#### TASK DIRECTIONS:
Wherever the string "Give" appears in a line, extract that line.

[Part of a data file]
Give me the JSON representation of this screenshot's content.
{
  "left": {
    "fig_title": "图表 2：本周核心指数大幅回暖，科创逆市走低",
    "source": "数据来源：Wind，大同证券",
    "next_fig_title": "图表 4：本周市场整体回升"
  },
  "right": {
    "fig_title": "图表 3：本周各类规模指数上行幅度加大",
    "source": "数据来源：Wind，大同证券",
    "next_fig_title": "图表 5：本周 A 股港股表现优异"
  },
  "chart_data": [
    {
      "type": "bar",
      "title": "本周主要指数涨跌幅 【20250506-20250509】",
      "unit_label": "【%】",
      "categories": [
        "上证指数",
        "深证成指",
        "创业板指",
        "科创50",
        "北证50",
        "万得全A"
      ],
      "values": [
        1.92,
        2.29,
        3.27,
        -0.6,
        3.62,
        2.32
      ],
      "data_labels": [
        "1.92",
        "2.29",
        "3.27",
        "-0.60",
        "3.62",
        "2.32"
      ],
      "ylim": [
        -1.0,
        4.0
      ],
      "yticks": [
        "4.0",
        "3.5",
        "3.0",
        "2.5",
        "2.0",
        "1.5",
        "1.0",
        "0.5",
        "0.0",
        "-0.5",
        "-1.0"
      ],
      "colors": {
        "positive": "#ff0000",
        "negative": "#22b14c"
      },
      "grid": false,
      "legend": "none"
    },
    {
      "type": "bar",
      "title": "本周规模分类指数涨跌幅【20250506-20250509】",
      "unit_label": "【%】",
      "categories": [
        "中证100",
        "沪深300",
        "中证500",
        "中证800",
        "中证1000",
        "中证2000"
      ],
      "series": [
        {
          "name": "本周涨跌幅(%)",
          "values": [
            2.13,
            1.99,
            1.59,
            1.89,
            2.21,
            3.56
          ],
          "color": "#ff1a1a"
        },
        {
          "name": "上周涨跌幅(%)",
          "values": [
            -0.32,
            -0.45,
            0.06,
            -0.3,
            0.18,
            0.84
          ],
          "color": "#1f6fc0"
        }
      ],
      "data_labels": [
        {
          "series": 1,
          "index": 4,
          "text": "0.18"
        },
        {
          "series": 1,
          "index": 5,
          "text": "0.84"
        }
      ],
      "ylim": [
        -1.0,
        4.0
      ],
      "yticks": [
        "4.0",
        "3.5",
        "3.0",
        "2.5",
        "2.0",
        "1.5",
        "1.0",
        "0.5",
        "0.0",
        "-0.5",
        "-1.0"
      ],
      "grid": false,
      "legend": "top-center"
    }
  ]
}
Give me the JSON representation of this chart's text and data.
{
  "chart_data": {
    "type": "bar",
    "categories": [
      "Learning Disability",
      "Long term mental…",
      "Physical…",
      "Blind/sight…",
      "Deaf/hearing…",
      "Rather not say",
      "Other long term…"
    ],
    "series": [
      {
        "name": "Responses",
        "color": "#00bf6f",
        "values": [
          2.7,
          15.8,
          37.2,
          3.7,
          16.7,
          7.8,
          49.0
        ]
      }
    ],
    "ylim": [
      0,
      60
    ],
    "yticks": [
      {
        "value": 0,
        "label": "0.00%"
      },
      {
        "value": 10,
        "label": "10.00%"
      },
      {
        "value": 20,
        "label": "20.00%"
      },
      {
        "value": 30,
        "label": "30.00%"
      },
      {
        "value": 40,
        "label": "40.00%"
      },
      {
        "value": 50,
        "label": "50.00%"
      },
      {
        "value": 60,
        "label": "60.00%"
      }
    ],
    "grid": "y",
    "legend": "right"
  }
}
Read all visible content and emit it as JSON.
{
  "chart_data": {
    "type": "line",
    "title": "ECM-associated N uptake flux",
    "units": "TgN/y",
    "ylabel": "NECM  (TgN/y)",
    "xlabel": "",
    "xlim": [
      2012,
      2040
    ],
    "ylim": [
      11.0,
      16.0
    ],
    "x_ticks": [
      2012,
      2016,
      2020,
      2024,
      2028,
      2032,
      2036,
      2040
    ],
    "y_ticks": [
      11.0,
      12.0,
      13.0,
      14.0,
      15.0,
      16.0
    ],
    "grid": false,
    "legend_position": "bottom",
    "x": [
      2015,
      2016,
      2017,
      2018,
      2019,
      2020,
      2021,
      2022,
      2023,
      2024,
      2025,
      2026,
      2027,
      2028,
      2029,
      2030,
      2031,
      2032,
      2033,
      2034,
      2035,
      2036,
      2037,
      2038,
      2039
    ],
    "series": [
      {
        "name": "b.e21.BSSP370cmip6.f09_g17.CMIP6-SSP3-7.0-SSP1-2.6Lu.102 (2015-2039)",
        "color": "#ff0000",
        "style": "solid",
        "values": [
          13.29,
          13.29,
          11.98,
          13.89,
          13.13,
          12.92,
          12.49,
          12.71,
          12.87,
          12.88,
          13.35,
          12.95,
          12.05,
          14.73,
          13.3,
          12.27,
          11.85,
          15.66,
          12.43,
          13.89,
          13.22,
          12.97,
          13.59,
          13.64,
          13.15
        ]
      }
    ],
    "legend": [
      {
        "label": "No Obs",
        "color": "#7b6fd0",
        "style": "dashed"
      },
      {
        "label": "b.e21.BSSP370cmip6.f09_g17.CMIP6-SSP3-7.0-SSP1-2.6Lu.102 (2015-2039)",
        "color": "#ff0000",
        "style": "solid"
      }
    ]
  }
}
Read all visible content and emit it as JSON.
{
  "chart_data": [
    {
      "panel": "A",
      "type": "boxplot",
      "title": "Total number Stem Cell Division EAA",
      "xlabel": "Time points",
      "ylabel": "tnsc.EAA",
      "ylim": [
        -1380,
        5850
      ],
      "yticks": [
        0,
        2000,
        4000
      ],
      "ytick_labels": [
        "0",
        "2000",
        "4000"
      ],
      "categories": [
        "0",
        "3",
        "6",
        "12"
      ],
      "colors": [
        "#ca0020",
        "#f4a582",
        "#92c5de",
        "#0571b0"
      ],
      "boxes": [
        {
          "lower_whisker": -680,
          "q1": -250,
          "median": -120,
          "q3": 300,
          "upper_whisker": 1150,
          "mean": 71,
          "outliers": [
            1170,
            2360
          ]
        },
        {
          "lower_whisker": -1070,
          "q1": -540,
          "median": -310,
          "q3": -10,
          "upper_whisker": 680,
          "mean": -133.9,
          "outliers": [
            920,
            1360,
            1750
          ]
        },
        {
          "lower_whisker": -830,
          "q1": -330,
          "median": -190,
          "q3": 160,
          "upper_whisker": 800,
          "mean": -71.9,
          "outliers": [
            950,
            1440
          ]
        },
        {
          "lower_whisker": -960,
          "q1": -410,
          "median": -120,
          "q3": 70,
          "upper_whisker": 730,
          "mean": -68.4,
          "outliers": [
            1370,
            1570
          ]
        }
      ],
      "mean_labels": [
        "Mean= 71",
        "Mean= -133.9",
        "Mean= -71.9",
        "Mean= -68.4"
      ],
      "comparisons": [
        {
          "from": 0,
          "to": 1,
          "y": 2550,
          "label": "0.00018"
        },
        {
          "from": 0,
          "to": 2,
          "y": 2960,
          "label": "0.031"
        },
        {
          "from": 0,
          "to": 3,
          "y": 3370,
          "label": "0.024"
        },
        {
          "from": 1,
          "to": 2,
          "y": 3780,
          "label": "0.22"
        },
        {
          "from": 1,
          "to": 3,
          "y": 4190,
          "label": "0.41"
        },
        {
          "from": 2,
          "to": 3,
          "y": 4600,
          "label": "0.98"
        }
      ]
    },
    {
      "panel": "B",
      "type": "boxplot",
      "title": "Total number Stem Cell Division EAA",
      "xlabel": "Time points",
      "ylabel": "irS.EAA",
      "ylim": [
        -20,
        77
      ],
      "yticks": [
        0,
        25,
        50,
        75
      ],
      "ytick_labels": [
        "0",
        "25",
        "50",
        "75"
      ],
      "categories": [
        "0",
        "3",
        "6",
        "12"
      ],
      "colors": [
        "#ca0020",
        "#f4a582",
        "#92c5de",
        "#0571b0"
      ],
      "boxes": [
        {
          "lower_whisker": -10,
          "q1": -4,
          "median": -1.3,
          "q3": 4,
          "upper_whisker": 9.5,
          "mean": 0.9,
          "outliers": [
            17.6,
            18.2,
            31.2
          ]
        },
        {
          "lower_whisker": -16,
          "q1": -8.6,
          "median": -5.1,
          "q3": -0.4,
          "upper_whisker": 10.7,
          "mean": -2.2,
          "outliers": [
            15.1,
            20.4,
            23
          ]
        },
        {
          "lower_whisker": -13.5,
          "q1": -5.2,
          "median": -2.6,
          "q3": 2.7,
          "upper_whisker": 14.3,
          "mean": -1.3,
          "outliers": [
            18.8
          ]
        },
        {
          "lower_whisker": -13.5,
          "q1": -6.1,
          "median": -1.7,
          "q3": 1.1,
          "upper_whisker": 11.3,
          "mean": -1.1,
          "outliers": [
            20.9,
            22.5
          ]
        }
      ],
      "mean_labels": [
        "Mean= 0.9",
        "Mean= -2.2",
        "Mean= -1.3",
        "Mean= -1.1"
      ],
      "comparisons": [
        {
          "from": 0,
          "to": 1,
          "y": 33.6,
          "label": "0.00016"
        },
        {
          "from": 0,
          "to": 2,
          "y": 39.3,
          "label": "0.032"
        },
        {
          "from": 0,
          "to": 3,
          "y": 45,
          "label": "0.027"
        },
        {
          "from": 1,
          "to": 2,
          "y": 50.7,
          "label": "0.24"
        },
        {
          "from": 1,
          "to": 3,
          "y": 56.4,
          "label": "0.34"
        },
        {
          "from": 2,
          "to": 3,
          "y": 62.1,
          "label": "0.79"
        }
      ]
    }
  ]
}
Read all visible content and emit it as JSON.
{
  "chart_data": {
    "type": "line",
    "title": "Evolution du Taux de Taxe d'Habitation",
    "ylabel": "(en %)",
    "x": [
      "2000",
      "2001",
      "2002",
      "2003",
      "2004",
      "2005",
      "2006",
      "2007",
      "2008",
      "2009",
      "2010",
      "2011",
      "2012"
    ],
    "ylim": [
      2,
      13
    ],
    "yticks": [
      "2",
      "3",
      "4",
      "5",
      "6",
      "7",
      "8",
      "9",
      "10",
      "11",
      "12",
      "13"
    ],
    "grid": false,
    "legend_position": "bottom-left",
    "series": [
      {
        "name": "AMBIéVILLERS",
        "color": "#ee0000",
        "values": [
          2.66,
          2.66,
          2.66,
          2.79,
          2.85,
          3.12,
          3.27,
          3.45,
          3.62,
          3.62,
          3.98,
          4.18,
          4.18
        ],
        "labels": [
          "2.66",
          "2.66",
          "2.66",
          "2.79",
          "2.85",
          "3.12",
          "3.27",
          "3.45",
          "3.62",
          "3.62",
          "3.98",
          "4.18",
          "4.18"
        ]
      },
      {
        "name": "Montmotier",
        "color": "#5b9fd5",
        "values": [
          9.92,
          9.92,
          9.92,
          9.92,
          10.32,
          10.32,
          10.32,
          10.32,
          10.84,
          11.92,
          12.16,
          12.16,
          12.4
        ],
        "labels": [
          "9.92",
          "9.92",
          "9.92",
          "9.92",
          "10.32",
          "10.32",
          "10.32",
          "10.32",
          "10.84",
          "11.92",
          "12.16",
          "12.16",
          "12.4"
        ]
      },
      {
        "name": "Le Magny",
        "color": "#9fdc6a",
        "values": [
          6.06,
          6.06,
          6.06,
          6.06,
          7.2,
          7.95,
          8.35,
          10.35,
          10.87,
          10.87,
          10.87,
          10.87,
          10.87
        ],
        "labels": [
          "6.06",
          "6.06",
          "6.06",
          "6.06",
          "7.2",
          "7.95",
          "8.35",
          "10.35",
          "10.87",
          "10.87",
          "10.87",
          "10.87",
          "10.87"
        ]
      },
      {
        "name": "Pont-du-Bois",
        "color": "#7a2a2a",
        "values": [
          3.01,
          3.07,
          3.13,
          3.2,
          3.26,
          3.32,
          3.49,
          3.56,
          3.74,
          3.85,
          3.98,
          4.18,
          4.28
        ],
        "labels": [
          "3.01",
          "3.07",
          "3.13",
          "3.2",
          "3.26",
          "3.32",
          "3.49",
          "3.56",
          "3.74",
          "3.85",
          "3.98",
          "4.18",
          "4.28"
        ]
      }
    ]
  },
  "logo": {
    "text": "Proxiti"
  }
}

#### SOLUTION TO THE PROBLEM:
Give me the JSON representation of this screenshot's content.
Give me the JSON representation of this chart's text and data.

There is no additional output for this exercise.